● ENTRIES SHOWN:
────────────────
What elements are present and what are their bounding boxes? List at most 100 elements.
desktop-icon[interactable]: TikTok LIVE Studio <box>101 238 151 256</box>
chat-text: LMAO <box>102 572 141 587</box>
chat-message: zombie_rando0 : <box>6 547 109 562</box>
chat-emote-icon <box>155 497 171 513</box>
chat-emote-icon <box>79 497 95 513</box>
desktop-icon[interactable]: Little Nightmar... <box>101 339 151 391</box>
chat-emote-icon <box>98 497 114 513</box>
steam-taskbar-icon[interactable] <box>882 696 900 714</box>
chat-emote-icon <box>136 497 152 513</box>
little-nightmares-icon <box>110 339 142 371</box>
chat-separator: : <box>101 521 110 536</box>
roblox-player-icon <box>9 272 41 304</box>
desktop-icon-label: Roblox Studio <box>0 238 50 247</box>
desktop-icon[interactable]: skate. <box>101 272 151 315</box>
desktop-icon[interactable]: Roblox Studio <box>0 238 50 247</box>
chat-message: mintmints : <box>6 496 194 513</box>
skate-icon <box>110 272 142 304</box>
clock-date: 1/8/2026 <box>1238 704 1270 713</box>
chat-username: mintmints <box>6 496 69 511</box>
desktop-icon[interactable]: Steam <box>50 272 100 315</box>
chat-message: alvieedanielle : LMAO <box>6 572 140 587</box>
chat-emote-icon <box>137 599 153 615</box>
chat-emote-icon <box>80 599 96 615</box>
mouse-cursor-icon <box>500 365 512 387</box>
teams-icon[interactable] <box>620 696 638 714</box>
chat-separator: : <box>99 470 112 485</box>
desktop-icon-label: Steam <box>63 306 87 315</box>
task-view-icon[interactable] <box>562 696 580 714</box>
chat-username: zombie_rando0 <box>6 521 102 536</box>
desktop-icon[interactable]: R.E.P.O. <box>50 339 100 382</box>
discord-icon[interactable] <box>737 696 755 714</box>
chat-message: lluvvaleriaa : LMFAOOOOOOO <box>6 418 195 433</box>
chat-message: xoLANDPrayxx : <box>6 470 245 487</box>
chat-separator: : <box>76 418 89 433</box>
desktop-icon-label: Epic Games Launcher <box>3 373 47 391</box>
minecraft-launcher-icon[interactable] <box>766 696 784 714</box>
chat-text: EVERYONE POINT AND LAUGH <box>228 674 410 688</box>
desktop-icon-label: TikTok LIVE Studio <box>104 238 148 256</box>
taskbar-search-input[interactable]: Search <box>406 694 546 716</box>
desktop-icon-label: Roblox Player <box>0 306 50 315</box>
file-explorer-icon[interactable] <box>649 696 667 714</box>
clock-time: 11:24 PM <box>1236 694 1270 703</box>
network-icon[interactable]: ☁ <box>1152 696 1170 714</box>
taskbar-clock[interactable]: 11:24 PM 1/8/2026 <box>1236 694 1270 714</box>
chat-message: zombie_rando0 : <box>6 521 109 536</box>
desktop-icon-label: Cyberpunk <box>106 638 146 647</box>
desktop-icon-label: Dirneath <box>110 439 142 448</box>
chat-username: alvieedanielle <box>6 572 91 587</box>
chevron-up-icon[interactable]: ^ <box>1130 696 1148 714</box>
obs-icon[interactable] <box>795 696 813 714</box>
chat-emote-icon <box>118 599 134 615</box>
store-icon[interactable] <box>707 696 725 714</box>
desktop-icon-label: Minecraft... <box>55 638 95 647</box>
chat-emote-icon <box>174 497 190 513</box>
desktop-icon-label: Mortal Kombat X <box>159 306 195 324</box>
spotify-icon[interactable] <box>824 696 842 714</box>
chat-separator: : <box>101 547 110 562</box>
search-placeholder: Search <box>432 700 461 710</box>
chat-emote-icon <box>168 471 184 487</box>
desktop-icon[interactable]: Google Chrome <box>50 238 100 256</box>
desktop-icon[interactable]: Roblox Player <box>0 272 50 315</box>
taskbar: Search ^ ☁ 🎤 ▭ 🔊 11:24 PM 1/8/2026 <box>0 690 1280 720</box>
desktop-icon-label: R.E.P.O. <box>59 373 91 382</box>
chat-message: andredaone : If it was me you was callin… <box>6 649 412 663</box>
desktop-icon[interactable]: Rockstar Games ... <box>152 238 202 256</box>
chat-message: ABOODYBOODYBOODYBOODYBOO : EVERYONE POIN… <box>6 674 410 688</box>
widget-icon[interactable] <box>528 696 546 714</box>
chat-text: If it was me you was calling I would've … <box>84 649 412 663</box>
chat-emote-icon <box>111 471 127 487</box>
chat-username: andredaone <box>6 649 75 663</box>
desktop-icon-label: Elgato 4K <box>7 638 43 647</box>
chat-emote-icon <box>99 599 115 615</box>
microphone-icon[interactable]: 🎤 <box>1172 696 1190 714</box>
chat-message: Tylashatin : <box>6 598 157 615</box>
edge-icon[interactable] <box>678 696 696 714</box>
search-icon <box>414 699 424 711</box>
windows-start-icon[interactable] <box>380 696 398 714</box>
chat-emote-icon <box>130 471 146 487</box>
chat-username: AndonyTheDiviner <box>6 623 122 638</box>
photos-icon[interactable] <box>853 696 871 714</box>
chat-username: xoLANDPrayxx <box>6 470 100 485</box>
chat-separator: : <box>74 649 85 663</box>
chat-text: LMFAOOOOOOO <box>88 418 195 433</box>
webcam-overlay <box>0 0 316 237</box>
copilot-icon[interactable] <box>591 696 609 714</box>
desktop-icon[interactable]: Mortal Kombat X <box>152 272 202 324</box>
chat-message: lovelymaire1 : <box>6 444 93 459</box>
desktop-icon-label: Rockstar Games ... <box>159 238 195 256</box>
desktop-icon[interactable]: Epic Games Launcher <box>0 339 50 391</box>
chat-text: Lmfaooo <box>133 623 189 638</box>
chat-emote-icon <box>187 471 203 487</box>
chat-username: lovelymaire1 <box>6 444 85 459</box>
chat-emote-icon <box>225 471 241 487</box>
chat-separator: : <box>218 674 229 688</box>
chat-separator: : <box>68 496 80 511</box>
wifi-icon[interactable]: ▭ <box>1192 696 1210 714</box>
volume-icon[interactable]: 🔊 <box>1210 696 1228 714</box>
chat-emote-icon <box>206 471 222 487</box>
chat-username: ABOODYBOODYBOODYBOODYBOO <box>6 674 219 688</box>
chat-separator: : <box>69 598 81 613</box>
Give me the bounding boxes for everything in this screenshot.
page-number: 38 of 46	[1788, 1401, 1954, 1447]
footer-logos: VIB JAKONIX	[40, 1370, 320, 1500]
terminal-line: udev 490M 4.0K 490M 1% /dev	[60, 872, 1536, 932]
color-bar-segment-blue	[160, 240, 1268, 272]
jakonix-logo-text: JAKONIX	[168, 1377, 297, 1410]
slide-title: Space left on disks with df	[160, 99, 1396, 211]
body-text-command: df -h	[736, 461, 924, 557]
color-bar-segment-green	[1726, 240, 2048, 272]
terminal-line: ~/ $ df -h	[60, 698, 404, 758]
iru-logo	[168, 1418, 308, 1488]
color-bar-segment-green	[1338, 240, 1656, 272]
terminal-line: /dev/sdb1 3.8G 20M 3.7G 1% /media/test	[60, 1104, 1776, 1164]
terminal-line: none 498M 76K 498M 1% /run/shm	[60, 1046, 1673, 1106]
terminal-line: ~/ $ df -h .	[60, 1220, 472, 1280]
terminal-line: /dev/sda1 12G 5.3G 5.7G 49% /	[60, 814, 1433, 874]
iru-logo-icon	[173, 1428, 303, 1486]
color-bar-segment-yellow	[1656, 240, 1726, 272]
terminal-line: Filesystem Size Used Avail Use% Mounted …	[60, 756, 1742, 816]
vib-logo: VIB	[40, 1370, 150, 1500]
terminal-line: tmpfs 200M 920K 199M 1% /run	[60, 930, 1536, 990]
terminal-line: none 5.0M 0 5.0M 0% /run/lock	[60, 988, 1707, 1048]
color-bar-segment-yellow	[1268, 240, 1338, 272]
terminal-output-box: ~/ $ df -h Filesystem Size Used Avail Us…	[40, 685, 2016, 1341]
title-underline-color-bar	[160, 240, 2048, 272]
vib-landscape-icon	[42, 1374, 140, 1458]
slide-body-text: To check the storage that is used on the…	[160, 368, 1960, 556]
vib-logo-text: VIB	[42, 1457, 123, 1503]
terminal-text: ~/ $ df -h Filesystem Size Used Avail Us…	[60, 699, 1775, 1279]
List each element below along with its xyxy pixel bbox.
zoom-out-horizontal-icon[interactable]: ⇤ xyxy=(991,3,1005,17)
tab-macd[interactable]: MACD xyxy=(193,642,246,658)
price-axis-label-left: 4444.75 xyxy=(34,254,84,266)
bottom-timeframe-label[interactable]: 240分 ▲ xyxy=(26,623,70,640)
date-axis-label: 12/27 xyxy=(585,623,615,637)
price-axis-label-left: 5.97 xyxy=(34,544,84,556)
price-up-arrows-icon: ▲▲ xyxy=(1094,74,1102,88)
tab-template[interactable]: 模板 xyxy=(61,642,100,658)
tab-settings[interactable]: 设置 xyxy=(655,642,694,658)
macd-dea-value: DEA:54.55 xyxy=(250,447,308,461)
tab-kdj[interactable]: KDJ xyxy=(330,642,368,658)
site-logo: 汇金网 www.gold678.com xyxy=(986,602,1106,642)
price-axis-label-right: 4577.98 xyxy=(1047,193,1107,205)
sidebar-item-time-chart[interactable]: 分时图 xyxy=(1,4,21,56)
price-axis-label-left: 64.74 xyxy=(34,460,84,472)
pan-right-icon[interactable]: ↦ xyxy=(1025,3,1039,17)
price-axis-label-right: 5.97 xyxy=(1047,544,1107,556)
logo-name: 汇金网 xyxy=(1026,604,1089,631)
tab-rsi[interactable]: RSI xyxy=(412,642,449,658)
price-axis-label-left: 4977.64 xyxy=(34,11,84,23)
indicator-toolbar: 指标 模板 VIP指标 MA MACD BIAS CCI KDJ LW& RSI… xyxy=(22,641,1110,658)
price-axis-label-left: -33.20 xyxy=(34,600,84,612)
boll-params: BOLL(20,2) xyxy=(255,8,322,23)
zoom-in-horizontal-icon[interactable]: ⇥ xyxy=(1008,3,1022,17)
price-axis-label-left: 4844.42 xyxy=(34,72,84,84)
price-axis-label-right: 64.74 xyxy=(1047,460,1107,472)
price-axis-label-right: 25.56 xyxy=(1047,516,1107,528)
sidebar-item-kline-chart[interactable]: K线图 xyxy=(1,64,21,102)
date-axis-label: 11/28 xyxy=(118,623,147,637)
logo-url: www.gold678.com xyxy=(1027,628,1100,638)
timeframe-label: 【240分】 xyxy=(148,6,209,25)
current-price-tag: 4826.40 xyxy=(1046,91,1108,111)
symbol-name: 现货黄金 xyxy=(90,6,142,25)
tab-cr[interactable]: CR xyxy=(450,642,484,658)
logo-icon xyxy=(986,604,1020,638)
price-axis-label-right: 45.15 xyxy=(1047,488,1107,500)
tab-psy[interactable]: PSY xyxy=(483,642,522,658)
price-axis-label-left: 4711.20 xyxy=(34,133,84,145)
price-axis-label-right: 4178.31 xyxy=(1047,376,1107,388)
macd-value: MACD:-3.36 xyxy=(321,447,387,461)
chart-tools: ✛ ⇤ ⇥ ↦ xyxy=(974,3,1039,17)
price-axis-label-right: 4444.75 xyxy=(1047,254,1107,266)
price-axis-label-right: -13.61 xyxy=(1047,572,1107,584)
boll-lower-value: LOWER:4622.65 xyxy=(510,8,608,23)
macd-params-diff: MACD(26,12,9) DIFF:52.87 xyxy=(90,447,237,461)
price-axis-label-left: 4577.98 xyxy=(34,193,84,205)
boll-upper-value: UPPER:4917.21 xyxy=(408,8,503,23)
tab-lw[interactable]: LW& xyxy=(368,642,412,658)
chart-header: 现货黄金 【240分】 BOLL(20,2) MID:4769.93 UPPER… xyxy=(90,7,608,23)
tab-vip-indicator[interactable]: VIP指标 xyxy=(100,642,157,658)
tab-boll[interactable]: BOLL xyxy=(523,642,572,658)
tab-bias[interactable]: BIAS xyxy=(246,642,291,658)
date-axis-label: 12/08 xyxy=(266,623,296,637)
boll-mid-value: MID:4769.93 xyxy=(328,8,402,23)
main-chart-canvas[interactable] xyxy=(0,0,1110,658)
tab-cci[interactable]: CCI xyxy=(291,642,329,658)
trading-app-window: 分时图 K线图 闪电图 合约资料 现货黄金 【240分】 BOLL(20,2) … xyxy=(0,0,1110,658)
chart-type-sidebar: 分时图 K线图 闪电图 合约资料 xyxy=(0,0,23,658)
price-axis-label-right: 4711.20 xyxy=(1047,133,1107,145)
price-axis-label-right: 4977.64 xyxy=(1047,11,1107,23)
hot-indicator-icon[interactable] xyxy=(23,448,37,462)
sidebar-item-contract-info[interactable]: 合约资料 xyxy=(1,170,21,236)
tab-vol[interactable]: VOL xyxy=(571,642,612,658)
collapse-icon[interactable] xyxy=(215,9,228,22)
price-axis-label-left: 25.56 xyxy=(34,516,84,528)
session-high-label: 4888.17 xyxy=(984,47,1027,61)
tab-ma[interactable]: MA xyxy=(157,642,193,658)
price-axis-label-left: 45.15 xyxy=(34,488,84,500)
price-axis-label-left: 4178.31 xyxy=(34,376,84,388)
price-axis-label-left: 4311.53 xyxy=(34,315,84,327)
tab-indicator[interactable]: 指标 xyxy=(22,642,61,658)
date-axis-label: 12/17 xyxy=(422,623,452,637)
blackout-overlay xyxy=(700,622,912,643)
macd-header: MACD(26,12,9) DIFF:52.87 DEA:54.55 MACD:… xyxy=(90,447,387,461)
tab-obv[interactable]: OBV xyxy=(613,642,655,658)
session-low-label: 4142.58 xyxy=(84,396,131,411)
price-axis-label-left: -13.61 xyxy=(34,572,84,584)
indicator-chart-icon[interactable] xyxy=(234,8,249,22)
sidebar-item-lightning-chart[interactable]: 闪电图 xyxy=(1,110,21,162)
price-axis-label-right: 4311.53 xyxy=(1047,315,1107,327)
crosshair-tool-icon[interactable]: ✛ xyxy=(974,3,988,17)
────────────────
● SET TASK: Please rewrite everything from the start of the data down to the line containing "desktop-icon-label: Roblox Studio", renaming "chat-emote-icon" to "emote-icon" and leaving the rest unchanged.

● FINAL RESULT:
What elements are present and what are their bounding boxes? List at most 100 elements.
desktop-icon[interactable]: TikTok LIVE Studio <box>101 238 151 256</box>
chat-text: LMAO <box>102 572 141 587</box>
chat-message: zombie_rando0 : <box>6 547 109 562</box>
emote-icon <box>155 497 171 513</box>
emote-icon <box>79 497 95 513</box>
desktop-icon[interactable]: Little Nightmar... <box>101 339 151 391</box>
emote-icon <box>98 497 114 513</box>
steam-taskbar-icon[interactable] <box>882 696 900 714</box>
emote-icon <box>136 497 152 513</box>
little-nightmares-icon <box>110 339 142 371</box>
chat-separator: : <box>101 521 110 536</box>
roblox-player-icon <box>9 272 41 304</box>
desktop-icon-label: Roblox Studio <box>0 238 50 247</box>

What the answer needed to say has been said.